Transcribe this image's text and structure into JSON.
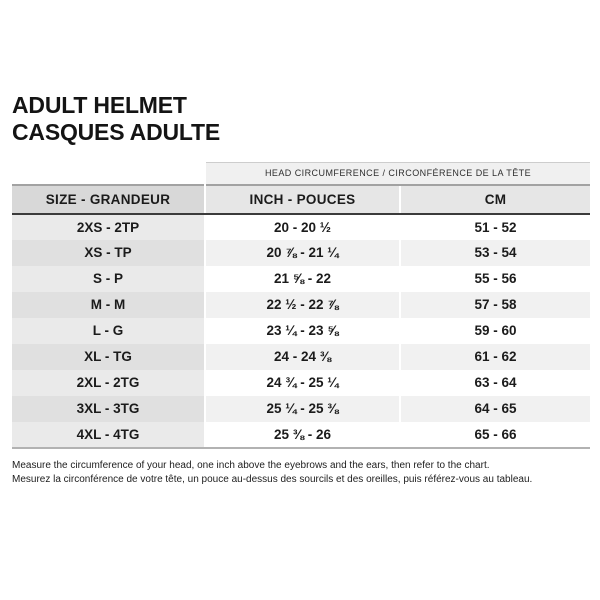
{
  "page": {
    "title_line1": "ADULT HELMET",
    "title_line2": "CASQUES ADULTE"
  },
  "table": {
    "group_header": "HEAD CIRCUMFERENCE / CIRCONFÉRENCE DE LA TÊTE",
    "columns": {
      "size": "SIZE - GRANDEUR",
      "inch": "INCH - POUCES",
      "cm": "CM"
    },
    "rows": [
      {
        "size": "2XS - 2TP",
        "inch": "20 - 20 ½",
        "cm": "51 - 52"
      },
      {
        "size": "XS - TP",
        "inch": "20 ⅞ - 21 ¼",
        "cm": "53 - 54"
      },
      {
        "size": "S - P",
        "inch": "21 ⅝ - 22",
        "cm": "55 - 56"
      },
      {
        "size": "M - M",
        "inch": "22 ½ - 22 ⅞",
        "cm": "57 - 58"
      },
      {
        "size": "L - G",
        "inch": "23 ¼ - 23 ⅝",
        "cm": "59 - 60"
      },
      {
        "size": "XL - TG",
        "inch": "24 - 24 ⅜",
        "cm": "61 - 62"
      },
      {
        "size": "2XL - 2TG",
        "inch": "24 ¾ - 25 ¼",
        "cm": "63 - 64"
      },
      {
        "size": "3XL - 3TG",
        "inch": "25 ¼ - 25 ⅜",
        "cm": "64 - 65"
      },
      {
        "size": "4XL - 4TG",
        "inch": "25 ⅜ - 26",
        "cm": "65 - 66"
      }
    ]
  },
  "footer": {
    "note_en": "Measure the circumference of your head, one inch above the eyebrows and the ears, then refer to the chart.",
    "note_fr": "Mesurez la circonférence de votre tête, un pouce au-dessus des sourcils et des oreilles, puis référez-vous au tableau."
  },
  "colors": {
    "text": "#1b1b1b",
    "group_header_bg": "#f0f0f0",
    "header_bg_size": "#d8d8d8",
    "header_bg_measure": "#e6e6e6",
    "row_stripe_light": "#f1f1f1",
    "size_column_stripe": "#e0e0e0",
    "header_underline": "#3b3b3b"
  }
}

▶ EXERCISE REQUIREMENTS: Your copy should match the entries exactly, minus the pictures.

▶ ANSWER FOR THIS EXERCISE:
Transcribe this image's text and structure into JSON.
{
  "page": {
    "title_line1": "ADULT HELMET",
    "title_line2": "CASQUES ADULTE"
  },
  "table": {
    "group_header": "HEAD CIRCUMFERENCE / CIRCONFÉRENCE DE LA TÊTE",
    "columns": {
      "size": "SIZE - GRANDEUR",
      "inch": "INCH - POUCES",
      "cm": "CM"
    },
    "rows": [
      {
        "size": "2XS - 2TP",
        "inch": "20 - 20 ½",
        "cm": "51 - 52"
      },
      {
        "size": "XS - TP",
        "inch": "20 ⅞ - 21 ¼",
        "cm": "53 - 54"
      },
      {
        "size": "S - P",
        "inch": "21 ⅝ - 22",
        "cm": "55 - 56"
      },
      {
        "size": "M - M",
        "inch": "22 ½ - 22 ⅞",
        "cm": "57 - 58"
      },
      {
        "size": "L - G",
        "inch": "23 ¼ - 23 ⅝",
        "cm": "59 - 60"
      },
      {
        "size": "XL - TG",
        "inch": "24 - 24 ⅜",
        "cm": "61 - 62"
      },
      {
        "size": "2XL - 2TG",
        "inch": "24 ¾ - 25 ¼",
        "cm": "63 - 64"
      },
      {
        "size": "3XL - 3TG",
        "inch": "25 ¼ - 25 ⅜",
        "cm": "64 - 65"
      },
      {
        "size": "4XL - 4TG",
        "inch": "25 ⅜ - 26",
        "cm": "65 - 66"
      }
    ]
  },
  "footer": {
    "note_en": "Measure the circumference of your head, one inch above the eyebrows and the ears, then refer to the chart.",
    "note_fr": "Mesurez la circonférence de votre tête, un pouce au-dessus des sourcils et des oreilles, puis référez-vous au tableau."
  },
  "colors": {
    "text": "#1b1b1b",
    "group_header_bg": "#f0f0f0",
    "header_bg_size": "#d8d8d8",
    "header_bg_measure": "#e6e6e6",
    "row_stripe_light": "#f1f1f1",
    "size_column_stripe": "#e0e0e0",
    "header_underline": "#3b3b3b"
  }
}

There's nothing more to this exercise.